> **DATA TO USE**:
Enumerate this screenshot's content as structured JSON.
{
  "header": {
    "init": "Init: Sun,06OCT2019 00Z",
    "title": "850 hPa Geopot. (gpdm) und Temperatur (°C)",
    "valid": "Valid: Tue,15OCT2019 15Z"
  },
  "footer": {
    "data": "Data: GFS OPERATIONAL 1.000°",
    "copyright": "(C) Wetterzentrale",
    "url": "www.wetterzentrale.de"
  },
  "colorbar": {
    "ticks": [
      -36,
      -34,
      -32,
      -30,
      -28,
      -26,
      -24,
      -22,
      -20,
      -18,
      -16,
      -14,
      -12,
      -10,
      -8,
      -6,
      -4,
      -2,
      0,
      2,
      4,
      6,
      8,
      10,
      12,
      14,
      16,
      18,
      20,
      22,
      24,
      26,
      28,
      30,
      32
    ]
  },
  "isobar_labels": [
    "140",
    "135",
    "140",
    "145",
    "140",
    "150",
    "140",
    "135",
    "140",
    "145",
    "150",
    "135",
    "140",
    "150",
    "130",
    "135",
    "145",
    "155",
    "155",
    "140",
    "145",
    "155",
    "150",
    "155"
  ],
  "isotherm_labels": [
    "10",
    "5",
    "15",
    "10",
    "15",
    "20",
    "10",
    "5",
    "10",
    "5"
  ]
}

> **WORK INSTRUCTIONS**:
Copy each entry exactly, with nothing added or dropped.

> **ANSWER BELOW**:
Enumerate this screenshot's content as structured JSON.
{
  "header": {
    "init": "Init: Sun,06OCT2019 00Z",
    "title": "850 hPa Geopot. (gpdm) und Temperatur (°C)",
    "valid": "Valid: Tue,15OCT2019 15Z"
  },
  "footer": {
    "data": "Data: GFS OPERATIONAL 1.000°",
    "copyright": "(C) Wetterzentrale",
    "url": "www.wetterzentrale.de"
  },
  "colorbar": {
    "ticks": [
      -36,
      -34,
      -32,
      -30,
      -28,
      -26,
      -24,
      -22,
      -20,
      -18,
      -16,
      -14,
      -12,
      -10,
      -8,
      -6,
      -4,
      -2,
      0,
      2,
      4,
      6,
      8,
      10,
      12,
      14,
      16,
      18,
      20,
      22,
      24,
      26,
      28,
      30,
      32
    ]
  },
  "isobar_labels": [
    "140",
    "135",
    "140",
    "145",
    "140",
    "150",
    "140",
    "135",
    "140",
    "145",
    "150",
    "135",
    "140",
    "150",
    "130",
    "135",
    "145",
    "155",
    "155",
    "140",
    "145",
    "155",
    "150",
    "155"
  ],
  "isotherm_labels": [
    "10",
    "5",
    "15",
    "10",
    "15",
    "20",
    "10",
    "5",
    "10",
    "5"
  ]
}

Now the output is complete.